Write out all of the entries exactly, please.

- - -

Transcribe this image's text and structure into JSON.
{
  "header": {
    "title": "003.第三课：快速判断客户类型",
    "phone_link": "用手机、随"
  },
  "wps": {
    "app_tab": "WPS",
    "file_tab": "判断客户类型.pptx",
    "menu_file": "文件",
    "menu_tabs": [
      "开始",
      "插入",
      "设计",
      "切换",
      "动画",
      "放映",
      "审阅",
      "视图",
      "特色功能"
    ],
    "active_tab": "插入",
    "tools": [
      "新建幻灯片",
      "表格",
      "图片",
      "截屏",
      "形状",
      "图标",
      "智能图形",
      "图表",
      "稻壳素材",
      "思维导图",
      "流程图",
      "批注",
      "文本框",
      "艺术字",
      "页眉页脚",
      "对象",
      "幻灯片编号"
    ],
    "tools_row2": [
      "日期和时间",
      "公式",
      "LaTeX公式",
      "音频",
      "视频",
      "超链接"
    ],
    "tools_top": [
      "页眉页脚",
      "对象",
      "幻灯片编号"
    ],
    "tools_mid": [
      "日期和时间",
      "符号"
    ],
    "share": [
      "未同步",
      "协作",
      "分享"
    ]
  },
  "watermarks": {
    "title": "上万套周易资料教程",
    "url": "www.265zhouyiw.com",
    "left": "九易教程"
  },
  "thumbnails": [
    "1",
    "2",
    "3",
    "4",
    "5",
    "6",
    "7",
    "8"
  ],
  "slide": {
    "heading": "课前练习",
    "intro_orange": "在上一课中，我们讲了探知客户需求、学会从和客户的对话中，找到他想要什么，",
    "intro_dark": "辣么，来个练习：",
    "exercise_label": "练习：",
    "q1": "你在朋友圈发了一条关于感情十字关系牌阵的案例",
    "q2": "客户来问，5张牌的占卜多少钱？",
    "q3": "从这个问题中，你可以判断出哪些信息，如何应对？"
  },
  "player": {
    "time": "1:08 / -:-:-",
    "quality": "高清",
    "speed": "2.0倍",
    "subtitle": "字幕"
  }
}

- - -

Answer to this problem
Transcribe this image's text and structure into JSON.
{
  "header": {
    "title": "003.第三课：快速判断客户类型",
    "phone_link": "用手机、随"
  },
  "wps": {
    "app_tab": "WPS",
    "file_tab": "判断客户类型.pptx",
    "menu_file": "文件",
    "menu_tabs": [
      "开始",
      "插入",
      "设计",
      "切换",
      "动画",
      "放映",
      "审阅",
      "视图",
      "特色功能"
    ],
    "active_tab": "插入",
    "tools": [
      "新建幻灯片",
      "表格",
      "图片",
      "截屏",
      "形状",
      "图标",
      "智能图形",
      "图表",
      "稻壳素材",
      "思维导图",
      "流程图",
      "批注",
      "文本框",
      "艺术字",
      "页眉页脚",
      "对象",
      "幻灯片编号"
    ],
    "tools_row2": [
      "日期和时间",
      "公式",
      "LaTeX公式",
      "音频",
      "视频",
      "超链接"
    ],
    "tools_top": [
      "页眉页脚",
      "对象",
      "幻灯片编号"
    ],
    "tools_mid": [
      "日期和时间",
      "符号"
    ],
    "share": [
      "未同步",
      "协作",
      "分享"
    ]
  },
  "watermarks": {
    "title": "上万套周易资料教程",
    "url": "www.265zhouyiw.com",
    "left": "九易教程"
  },
  "thumbnails": [
    "1",
    "2",
    "3",
    "4",
    "5",
    "6",
    "7",
    "8"
  ],
  "slide": {
    "heading": "课前练习",
    "intro_orange": "在上一课中，我们讲了探知客户需求、学会从和客户的对话中，找到他想要什么，",
    "intro_dark": "辣么，来个练习：",
    "exercise_label": "练习：",
    "q1": "你在朋友圈发了一条关于感情十字关系牌阵的案例",
    "q2": "客户来问，5张牌的占卜多少钱？",
    "q3": "从这个问题中，你可以判断出哪些信息，如何应对？"
  },
  "player": {
    "time": "1:08 / -:-:-",
    "quality": "高清",
    "speed": "2.0倍",
    "subtitle": "字幕"
  }
}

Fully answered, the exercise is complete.